Dataset items:
-=-=-=-=-

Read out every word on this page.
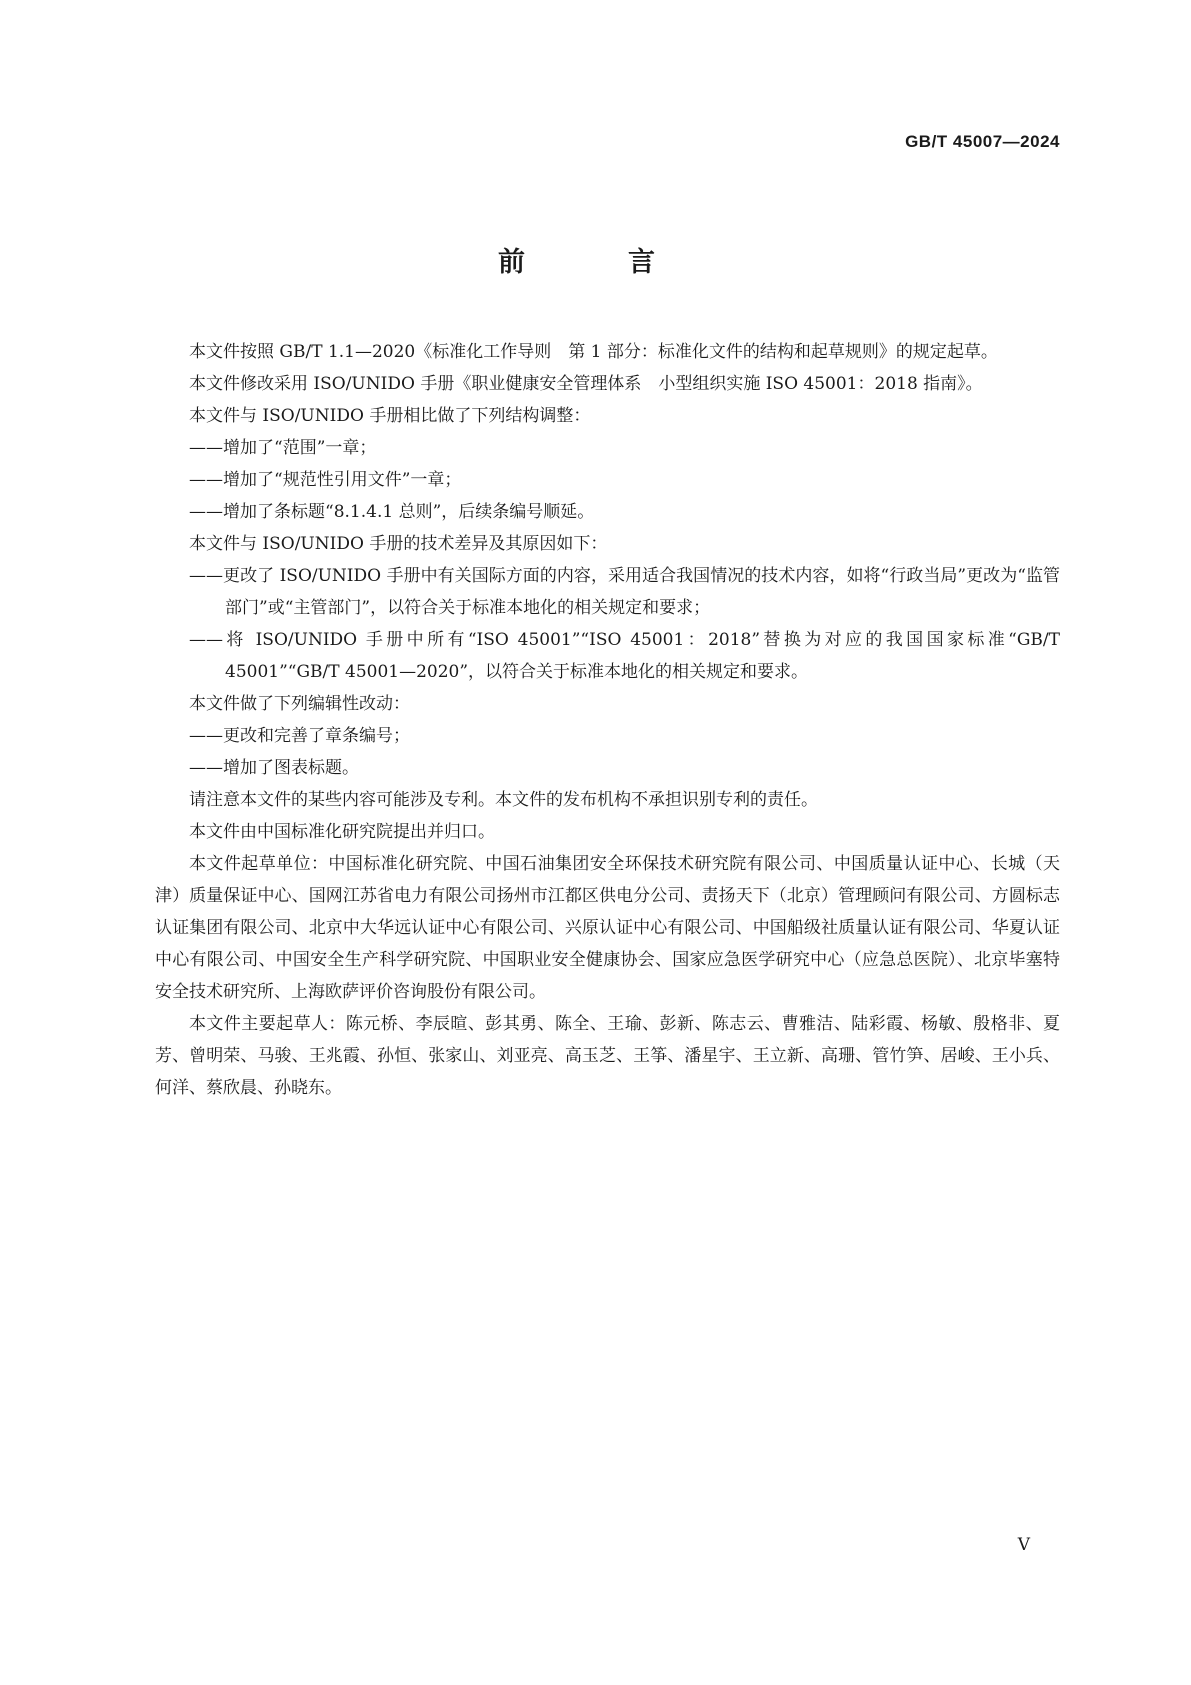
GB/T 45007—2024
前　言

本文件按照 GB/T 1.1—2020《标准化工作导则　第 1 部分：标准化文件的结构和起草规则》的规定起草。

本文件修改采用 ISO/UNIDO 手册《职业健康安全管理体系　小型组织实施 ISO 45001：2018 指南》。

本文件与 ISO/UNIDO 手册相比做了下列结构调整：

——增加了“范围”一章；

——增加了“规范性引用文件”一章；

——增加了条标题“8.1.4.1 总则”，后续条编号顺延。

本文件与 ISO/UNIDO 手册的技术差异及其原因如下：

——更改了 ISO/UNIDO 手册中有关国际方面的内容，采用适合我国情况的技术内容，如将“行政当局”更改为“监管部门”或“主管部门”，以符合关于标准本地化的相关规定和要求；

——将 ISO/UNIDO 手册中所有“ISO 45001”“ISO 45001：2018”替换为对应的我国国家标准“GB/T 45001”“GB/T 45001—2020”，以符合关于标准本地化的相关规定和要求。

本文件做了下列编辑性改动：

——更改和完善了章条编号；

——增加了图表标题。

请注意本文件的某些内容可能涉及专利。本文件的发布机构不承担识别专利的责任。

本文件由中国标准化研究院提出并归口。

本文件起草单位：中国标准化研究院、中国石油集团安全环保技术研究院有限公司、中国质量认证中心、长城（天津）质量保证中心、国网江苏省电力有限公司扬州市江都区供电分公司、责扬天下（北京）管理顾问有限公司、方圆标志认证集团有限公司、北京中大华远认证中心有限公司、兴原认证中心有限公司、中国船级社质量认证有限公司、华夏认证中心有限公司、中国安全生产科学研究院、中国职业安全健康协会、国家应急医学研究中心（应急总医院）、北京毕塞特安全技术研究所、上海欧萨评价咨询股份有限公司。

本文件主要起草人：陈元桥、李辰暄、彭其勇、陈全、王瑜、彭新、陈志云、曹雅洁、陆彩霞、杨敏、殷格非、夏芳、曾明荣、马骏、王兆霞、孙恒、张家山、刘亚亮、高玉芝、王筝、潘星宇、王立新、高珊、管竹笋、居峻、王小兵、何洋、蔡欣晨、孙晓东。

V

-=-=-=-=-

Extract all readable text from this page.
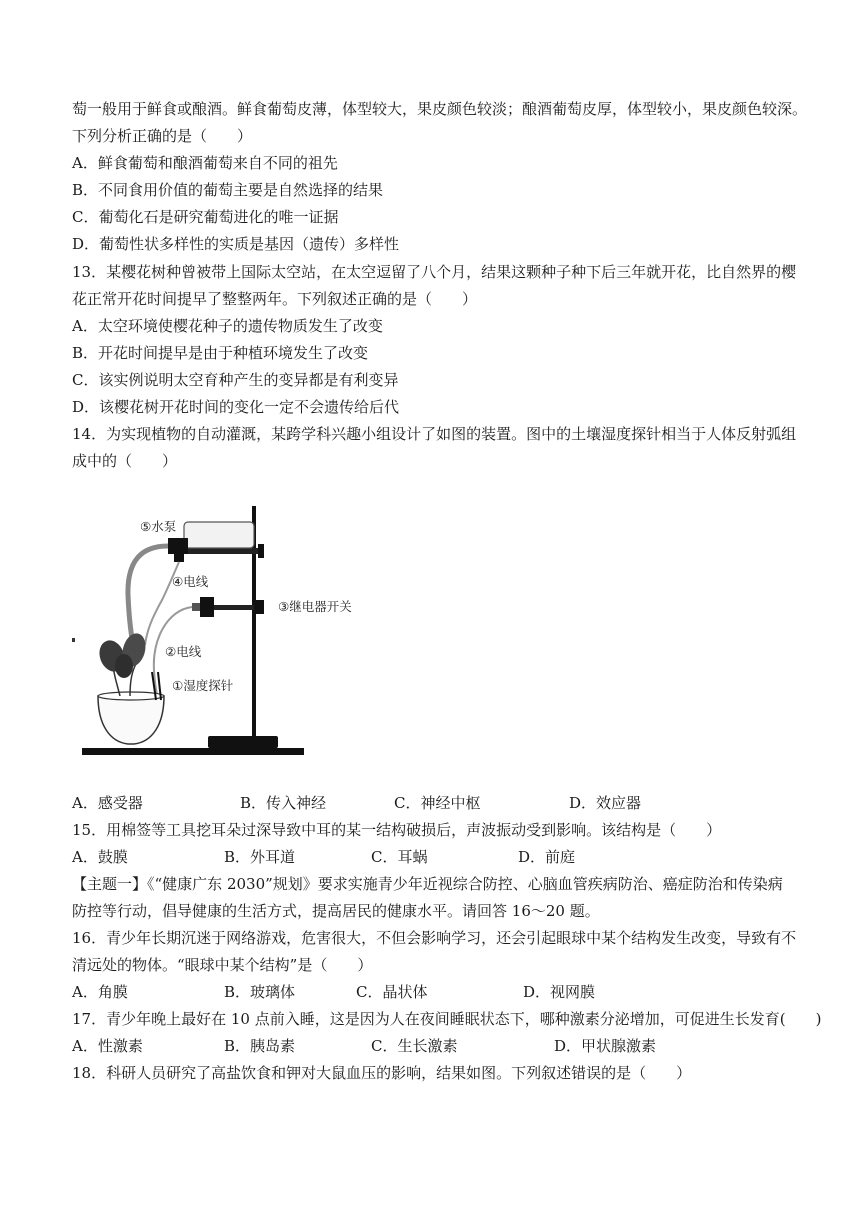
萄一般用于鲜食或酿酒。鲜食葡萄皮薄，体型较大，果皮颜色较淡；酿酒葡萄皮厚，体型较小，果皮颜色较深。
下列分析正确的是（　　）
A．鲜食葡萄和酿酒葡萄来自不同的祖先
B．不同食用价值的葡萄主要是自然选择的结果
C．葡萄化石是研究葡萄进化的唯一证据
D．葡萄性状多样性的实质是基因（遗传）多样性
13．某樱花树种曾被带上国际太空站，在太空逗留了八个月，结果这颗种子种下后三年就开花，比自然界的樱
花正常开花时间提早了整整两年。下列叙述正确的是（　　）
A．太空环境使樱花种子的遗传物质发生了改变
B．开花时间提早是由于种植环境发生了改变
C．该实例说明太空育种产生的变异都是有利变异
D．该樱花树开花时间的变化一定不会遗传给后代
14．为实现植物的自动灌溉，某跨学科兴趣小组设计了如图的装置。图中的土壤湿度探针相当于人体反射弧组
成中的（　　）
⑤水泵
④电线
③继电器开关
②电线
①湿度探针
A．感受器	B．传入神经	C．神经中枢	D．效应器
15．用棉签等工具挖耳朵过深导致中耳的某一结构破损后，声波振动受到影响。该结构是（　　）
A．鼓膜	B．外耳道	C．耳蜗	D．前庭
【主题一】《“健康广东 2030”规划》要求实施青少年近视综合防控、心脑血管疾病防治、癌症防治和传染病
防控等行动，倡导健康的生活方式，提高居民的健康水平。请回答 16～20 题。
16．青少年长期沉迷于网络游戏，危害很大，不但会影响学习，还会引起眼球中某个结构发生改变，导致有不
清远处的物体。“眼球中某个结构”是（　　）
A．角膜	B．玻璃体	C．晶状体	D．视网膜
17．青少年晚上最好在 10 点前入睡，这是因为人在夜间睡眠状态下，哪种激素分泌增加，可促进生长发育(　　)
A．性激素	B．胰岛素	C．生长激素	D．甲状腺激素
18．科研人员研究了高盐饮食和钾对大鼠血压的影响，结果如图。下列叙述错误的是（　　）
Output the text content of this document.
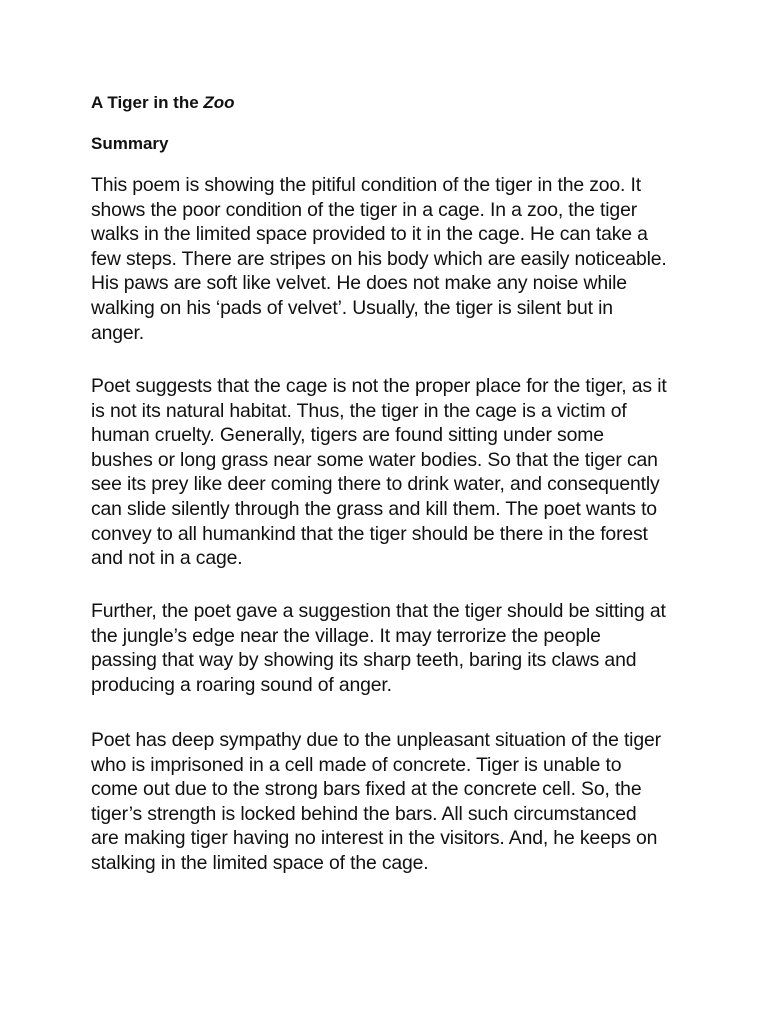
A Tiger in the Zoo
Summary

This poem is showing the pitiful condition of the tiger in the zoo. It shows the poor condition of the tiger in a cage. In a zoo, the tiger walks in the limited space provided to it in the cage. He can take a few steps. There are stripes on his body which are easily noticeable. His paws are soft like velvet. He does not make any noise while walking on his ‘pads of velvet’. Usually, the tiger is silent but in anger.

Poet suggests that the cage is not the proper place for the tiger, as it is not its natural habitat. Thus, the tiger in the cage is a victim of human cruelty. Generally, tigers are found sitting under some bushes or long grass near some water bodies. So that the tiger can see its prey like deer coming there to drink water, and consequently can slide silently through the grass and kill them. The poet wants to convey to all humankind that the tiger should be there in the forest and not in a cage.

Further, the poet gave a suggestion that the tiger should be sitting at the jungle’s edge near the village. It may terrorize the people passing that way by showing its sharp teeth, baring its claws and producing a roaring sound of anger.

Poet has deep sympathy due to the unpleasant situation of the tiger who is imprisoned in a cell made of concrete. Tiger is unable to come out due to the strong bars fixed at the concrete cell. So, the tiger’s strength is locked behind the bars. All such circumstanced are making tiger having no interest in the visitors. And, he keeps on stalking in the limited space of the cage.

-=-=-=-=-

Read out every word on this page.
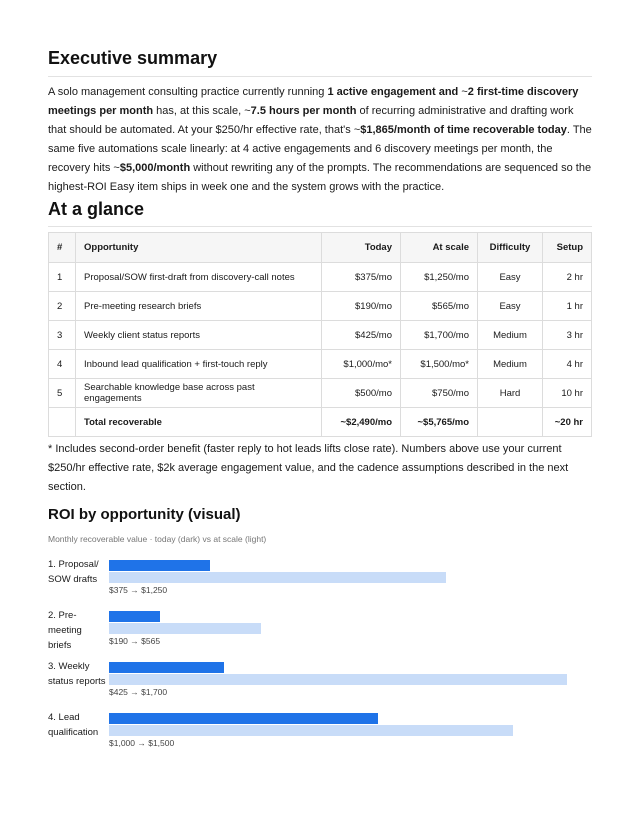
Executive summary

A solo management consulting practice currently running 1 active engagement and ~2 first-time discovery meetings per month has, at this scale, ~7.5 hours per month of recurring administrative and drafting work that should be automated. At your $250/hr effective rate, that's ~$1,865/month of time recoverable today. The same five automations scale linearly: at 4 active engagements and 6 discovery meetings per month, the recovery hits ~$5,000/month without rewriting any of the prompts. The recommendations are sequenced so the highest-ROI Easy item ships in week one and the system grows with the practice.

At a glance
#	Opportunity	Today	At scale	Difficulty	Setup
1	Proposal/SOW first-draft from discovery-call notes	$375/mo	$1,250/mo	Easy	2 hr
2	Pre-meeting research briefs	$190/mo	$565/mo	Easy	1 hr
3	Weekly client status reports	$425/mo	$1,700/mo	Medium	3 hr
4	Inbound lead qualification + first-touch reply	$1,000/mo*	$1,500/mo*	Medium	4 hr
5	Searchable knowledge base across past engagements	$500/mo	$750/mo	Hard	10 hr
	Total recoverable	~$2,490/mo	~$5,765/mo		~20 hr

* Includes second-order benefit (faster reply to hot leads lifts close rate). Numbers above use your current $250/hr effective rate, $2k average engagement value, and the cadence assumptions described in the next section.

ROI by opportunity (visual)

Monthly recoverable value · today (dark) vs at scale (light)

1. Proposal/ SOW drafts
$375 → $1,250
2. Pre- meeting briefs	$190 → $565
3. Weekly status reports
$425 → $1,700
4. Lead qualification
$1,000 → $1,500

-=-=-=-=-

Task details:
Find every line with "discovery" in the listing and state how many there are, nothing else.

Result for this exercise:
2